* [Work required]:
Send back the records in full, character for character.

Stored records:
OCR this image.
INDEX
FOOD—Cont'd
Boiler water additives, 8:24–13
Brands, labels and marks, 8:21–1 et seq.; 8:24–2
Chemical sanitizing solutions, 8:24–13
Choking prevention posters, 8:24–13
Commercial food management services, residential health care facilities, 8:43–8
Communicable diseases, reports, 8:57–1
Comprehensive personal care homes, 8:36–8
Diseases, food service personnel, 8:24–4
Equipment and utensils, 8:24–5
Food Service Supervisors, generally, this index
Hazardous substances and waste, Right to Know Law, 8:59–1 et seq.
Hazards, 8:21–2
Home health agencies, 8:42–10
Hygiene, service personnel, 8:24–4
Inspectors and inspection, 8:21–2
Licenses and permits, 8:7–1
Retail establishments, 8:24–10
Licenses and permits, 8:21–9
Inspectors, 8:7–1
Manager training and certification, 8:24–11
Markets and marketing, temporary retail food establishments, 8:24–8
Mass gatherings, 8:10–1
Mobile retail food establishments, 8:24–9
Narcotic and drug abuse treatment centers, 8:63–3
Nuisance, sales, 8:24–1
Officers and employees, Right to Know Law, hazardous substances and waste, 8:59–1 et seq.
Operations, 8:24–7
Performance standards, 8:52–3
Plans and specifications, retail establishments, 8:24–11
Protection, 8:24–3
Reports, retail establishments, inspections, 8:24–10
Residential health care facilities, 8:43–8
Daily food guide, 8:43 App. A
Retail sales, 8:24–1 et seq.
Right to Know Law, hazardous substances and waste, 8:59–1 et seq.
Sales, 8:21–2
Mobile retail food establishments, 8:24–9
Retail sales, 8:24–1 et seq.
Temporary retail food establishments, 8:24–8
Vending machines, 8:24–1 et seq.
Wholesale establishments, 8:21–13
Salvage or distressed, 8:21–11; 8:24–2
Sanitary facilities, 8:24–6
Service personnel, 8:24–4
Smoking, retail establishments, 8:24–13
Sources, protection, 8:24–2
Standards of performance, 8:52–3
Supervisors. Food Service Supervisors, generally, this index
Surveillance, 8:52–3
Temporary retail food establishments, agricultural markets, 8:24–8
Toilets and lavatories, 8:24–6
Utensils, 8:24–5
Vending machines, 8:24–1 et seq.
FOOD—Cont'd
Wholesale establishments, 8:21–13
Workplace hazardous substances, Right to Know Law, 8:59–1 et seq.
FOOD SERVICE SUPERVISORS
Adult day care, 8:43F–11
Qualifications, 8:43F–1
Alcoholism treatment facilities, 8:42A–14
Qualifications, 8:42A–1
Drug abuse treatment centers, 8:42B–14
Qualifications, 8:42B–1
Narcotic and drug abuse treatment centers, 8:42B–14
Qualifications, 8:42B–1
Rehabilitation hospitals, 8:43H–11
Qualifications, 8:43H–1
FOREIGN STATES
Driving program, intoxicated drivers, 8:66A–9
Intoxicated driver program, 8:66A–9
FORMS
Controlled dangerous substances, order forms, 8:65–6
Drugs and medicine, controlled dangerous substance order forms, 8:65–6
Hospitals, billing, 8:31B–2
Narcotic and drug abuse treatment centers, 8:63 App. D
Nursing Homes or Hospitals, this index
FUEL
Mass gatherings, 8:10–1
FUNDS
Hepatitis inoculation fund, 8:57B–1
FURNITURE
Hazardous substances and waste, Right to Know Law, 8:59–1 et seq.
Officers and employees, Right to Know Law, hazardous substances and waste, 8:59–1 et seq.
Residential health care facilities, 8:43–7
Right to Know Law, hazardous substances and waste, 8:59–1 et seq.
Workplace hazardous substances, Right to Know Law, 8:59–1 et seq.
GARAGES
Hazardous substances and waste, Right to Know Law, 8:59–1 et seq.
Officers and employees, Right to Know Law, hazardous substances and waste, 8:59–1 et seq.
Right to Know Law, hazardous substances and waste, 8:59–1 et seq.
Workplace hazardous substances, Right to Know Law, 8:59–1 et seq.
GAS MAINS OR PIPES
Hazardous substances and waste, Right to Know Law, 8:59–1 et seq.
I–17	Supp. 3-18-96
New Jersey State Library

* [The answer]:
OCR this image.
INDEX
FOOD—Cont'd
Boiler water additives, 8:24–13
Brands, labels and marks, 8:21–1 et seq.; 8:24–2
Chemical sanitizing solutions, 8:24–13
Choking prevention posters, 8:24–13
Commercial food management services, residential health care facilities, 8:43–8
Communicable diseases, reports, 8:57–1
Comprehensive personal care homes, 8:36–8
Diseases, food service personnel, 8:24–4
Equipment and utensils, 8:24–5
Food Service Supervisors, generally, this index
Hazardous substances and waste, Right to Know Law, 8:59–1 et seq.
Hazards, 8:21–2
Home health agencies, 8:42–10
Hygiene, service personnel, 8:24–4
Inspectors and inspection, 8:21–2
Licenses and permits, 8:7–1
Retail establishments, 8:24–10
Licenses and permits, 8:21–9
Inspectors, 8:7–1
Manager training and certification, 8:24–11
Markets and marketing, temporary retail food establishments, 8:24–8
Mass gatherings, 8:10–1
Mobile retail food establishments, 8:24–9
Narcotic and drug abuse treatment centers, 8:63–3
Nuisance, sales, 8:24–1
Officers and employees, Right to Know Law, hazardous substances and waste, 8:59–1 et seq.
Operations, 8:24–7
Performance standards, 8:52–3
Plans and specifications, retail establishments, 8:24–11
Protection, 8:24–3
Reports, retail establishments, inspections, 8:24–10
Residential health care facilities, 8:43–8
Daily food guide, 8:43 App. A
Retail sales, 8:24–1 et seq.
Right to Know Law, hazardous substances and waste, 8:59–1 et seq.
Sales, 8:21–2
Mobile retail food establishments, 8:24–9
Retail sales, 8:24–1 et seq.
Temporary retail food establishments, 8:24–8
Vending machines, 8:24–1 et seq.
Wholesale establishments, 8:21–13
Salvage or distressed, 8:21–11; 8:24–2
Sanitary facilities, 8:24–6
Service personnel, 8:24–4
Smoking, retail establishments, 8:24–13
Sources, protection, 8:24–2
Standards of performance, 8:52–3
Supervisors. Food Service Supervisors, generally, this index
Surveillance, 8:52–3
Temporary retail food establishments, agricultural markets, 8:24–8
Toilets and lavatories, 8:24–6
Utensils, 8:24–5
Vending machines, 8:24–1 et seq.
FOOD—Cont'd
Wholesale establishments, 8:21–13
Workplace hazardous substances, Right to Know Law, 8:59–1 et seq.
FOOD SERVICE SUPERVISORS
Adult day care, 8:43F–11
Qualifications, 8:43F–1
Alcoholism treatment facilities, 8:42A–14
Qualifications, 8:42A–1
Drug abuse treatment centers, 8:42B–14
Qualifications, 8:42B–1
Narcotic and drug abuse treatment centers, 8:42B–14
Qualifications, 8:42B–1
Rehabilitation hospitals, 8:43H–11
Qualifications, 8:43H–1
FOREIGN STATES
Driving program, intoxicated drivers, 8:66A–9
Intoxicated driver program, 8:66A–9
FORMS
Controlled dangerous substances, order forms, 8:65–6
Drugs and medicine, controlled dangerous substance order forms, 8:65–6
Hospitals, billing, 8:31B–2
Narcotic and drug abuse treatment centers, 8:63 App. D
Nursing Homes or Hospitals, this index
FUEL
Mass gatherings, 8:10–1
FUNDS
Hepatitis inoculation fund, 8:57B–1
FURNITURE
Hazardous substances and waste, Right to Know Law, 8:59–1 et seq.
Officers and employees, Right to Know Law, hazardous substances and waste, 8:59–1 et seq.
Residential health care facilities, 8:43–7
Right to Know Law, hazardous substances and waste, 8:59–1 et seq.
Workplace hazardous substances, Right to Know Law, 8:59–1 et seq.
GARAGES
Hazardous substances and waste, Right to Know Law, 8:59–1 et seq.
Officers and employees, Right to Know Law, hazardous substances and waste, 8:59–1 et seq.
Right to Know Law, hazardous substances and waste, 8:59–1 et seq.
Workplace hazardous substances, Right to Know Law, 8:59–1 et seq.
GAS MAINS OR PIPES
Hazardous substances and waste, Right to Know Law, 8:59–1 et seq.
I–17	Supp. 3-18-96
New Jersey State Library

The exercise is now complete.